ACTIONS TO TAKE:
(a) From the article on Apple's dispute with the Hey email app, list every company, app, store, or device it names.
(b) Resume the article on Apple's dispute with the Hey email app, starting right after its last sentence.

EXTRACT PROVIDED:
>>>

Email app Hey launched on Monday 15 June. A few days later the developers received an email from Apple that indicated that unless users were able to sign up for the necessary $99 annual subscription through the app - which would mean Apple would earn a 15-30% commission - the app would be removed from the App Store.
The CTO and co-founder of developer Basecamp, David Heinemeier Hansson, complained about Apple's "outrageous demand" in a tweet.
Wow. I'm literally stunned. Apple just doubled down on their rejection of HEY's ability to provide bug fixes and new features, unless we submit to their outrageous demand of 15-30% of our revenue. Even worse: We're told that unless we comply, they'll REMOVE THE APP.— DHH (@dhh) June 16, 2020
(Hansson has since weighed into the debate over a proposed law in North Dakota that would require Apple to allow alternative app stores and payment systems on iPhone.)

<<<

DATA EXCERPTS:
>>>

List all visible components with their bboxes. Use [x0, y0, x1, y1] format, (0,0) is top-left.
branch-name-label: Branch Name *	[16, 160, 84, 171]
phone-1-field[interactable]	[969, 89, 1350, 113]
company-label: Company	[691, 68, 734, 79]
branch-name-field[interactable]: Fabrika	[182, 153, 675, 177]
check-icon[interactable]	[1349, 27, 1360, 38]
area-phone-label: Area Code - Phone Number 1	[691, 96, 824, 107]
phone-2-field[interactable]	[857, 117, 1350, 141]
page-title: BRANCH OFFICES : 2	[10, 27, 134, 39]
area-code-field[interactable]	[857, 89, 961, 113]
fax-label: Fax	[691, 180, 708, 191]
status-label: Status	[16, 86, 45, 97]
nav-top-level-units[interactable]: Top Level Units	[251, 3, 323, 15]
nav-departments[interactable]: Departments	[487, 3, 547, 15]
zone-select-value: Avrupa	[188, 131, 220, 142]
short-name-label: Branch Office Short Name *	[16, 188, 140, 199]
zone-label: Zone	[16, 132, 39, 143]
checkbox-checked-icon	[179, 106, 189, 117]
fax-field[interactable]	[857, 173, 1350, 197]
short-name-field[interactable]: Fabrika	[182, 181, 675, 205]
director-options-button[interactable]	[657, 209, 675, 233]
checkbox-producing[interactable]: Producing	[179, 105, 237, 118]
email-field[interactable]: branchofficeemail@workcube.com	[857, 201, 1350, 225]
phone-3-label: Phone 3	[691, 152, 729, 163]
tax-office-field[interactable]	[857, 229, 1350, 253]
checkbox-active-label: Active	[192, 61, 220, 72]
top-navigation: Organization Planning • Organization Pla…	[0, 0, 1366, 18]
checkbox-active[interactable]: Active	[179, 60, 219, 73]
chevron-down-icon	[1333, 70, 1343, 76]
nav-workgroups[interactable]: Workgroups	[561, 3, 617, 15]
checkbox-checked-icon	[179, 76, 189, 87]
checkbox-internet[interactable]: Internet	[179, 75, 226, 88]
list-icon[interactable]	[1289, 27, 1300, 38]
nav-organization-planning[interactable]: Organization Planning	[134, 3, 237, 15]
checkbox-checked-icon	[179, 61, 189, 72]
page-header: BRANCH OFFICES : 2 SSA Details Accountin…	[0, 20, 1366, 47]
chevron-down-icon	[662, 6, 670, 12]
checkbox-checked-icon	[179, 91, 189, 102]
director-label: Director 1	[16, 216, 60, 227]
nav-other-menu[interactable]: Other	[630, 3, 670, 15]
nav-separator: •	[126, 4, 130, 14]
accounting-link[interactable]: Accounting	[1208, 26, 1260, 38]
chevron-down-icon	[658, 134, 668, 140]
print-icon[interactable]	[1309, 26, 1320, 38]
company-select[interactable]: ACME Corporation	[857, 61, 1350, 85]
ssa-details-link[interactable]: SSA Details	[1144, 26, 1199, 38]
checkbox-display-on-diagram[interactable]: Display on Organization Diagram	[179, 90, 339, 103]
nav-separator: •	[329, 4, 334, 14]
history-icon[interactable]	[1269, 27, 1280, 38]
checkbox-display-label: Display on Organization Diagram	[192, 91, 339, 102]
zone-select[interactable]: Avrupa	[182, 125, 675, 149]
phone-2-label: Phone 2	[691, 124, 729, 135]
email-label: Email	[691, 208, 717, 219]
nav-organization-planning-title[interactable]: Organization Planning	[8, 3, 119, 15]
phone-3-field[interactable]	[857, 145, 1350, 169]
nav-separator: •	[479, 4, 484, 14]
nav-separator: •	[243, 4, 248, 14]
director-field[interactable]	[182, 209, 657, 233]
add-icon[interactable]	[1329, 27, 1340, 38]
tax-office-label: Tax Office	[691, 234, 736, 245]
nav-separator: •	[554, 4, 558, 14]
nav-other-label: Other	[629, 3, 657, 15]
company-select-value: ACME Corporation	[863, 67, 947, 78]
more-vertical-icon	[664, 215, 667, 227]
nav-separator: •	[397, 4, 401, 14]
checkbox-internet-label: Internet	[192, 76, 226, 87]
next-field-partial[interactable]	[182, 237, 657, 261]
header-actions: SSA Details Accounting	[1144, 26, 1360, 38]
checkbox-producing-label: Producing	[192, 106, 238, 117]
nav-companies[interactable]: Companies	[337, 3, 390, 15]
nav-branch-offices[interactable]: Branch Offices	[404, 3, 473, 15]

<<<

RESPONSE LIST:
(a) Hey (also written HEY), Apple, Basecamp, App Store, iPhone

(b)
Apple has responded to a report in Protocol here, indicating that it had made a mistake approving the Hey app in the first place and that the Hey app doesn't conform to Apple's guidelines.
Apple requires apps that require a subscription to do so via their app - rather than through a website sign-up, as is the case with Hey. However, there are some apps that manage to get around this requirement - such as Netflix and Spotify - and it appears that Hey though that it would be exempt from the rules based on this.
Apple sees things differently. It told Protocol it only allows sign-in only apps for business services, not consumer products. In Apple's eyes Hey does not qualify as a 'reader' app.
Apple is holding back an update with bug fixes until the developer offers in-app purchases for the App Store and even threatens to completely remove the application from the store.
"Not in a million years," said Heinemeier Hansson.
Meanwhile, the App Store is being examined by the EU Competition Commission relating to the allegation of restricting competition.
Apple said that the App Store ecosystem generated a $519 billion in 2019 with Apple taking a cut of less than 15%. In Apple's eyes it provided the platform for these sales and it's entitled to its cut.
Read about the EU antitrust case here.
Apple's Schiller has responded to this particular incident - read what he has to say here.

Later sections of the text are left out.